--- START OF Raw data ---

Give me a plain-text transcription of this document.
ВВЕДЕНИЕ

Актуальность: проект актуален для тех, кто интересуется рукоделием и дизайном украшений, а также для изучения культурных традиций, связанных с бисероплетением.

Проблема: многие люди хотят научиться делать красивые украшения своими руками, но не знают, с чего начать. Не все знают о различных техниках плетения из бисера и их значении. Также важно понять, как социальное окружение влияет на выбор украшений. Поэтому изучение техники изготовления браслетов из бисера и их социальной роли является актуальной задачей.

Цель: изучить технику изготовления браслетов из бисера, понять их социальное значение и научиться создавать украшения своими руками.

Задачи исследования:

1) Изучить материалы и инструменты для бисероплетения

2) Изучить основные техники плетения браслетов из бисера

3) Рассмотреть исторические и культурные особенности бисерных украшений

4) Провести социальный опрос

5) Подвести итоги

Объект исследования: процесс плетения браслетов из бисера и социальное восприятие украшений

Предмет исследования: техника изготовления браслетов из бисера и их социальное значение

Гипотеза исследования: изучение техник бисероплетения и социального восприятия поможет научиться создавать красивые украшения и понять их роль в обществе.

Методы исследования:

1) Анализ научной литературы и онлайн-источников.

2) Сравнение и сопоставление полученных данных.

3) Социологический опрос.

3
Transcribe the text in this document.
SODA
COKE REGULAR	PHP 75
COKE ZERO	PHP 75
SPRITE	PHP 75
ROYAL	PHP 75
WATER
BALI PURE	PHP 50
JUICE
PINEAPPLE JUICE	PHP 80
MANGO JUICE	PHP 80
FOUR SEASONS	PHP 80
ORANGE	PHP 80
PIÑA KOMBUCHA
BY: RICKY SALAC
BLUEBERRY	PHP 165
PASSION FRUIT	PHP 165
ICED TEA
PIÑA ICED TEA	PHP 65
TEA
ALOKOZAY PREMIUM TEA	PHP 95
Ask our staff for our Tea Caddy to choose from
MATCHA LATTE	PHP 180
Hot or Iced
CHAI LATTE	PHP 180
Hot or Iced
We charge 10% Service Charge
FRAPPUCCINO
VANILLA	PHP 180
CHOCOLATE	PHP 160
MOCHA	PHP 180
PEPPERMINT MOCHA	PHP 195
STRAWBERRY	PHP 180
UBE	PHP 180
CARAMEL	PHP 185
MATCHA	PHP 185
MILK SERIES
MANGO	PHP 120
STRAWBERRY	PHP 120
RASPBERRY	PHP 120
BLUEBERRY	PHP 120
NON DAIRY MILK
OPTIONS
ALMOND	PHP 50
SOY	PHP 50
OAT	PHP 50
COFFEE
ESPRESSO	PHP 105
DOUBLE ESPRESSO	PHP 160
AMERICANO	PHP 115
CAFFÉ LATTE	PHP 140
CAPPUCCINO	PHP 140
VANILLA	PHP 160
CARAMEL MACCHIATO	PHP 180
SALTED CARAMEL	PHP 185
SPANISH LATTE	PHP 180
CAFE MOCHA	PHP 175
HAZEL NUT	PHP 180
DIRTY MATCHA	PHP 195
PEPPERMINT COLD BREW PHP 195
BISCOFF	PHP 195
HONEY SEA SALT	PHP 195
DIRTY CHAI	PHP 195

--- END OF Raw data ---

What you have to do
Without leaving anything out, quote all the data.

Answer to this exercise
Give me a plain-text transcription of this document.
ВВЕДЕНИЕ

Актуальность: проект актуален для тех, кто интересуется рукоделием и дизайном украшений, а также для изучения культурных традиций, связанных с бисероплетением.

Проблема: многие люди хотят научиться делать красивые украшения своими руками, но не знают, с чего начать. Не все знают о различных техниках плетения из бисера и их значении. Также важно понять, как социальное окружение влияет на выбор украшений. Поэтому изучение техники изготовления браслетов из бисера и их социальной роли является актуальной задачей.

Цель: изучить технику изготовления браслетов из бисера, понять их социальное значение и научиться создавать украшения своими руками.

Задачи исследования:

1) Изучить материалы и инструменты для бисероплетения

2) Изучить основные техники плетения браслетов из бисера

3) Рассмотреть исторические и культурные особенности бисерных украшений

4) Провести социальный опрос

5) Подвести итоги

Объект исследования: процесс плетения браслетов из бисера и социальное восприятие украшений

Предмет исследования: техника изготовления браслетов из бисера и их социальное значение

Гипотеза исследования: изучение техник бисероплетения и социального восприятия поможет научиться создавать красивые украшения и понять их роль в обществе.

Методы исследования:

1) Анализ научной литературы и онлайн-источников.

2) Сравнение и сопоставление полученных данных.

3) Социологический опрос.

3
Transcribe the text in this document.
SODA
COKE REGULAR	PHP 75
COKE ZERO	PHP 75
SPRITE	PHP 75
ROYAL	PHP 75
WATER
BALI PURE	PHP 50
JUICE
PINEAPPLE JUICE	PHP 80
MANGO JUICE	PHP 80
FOUR SEASONS	PHP 80
ORANGE	PHP 80
PIÑA KOMBUCHA
BY: RICKY SALAC
BLUEBERRY	PHP 165
PASSION FRUIT	PHP 165
ICED TEA
PIÑA ICED TEA	PHP 65
TEA
ALOKOZAY PREMIUM TEA	PHP 95
Ask our staff for our Tea Caddy to choose from
MATCHA LATTE	PHP 180
Hot or Iced
CHAI LATTE	PHP 180
Hot or Iced
We charge 10% Service Charge
FRAPPUCCINO
VANILLA	PHP 180
CHOCOLATE	PHP 160
MOCHA	PHP 180
PEPPERMINT MOCHA	PHP 195
STRAWBERRY	PHP 180
UBE	PHP 180
CARAMEL	PHP 185
MATCHA	PHP 185
MILK SERIES
MANGO	PHP 120
STRAWBERRY	PHP 120
RASPBERRY	PHP 120
BLUEBERRY	PHP 120
NON DAIRY MILK
OPTIONS
ALMOND	PHP 50
SOY	PHP 50
OAT	PHP 50
COFFEE
ESPRESSO	PHP 105
DOUBLE ESPRESSO	PHP 160
AMERICANO	PHP 115
CAFFÉ LATTE	PHP 140
CAPPUCCINO	PHP 140
VANILLA	PHP 160
CARAMEL MACCHIATO	PHP 180
SALTED CARAMEL	PHP 185
SPANISH LATTE	PHP 180
CAFE MOCHA	PHP 175
HAZEL NUT	PHP 180
DIRTY MATCHA	PHP 195
PEPPERMINT COLD BREW PHP 195
BISCOFF	PHP 195
HONEY SEA SALT	PHP 195
DIRTY CHAI	PHP 195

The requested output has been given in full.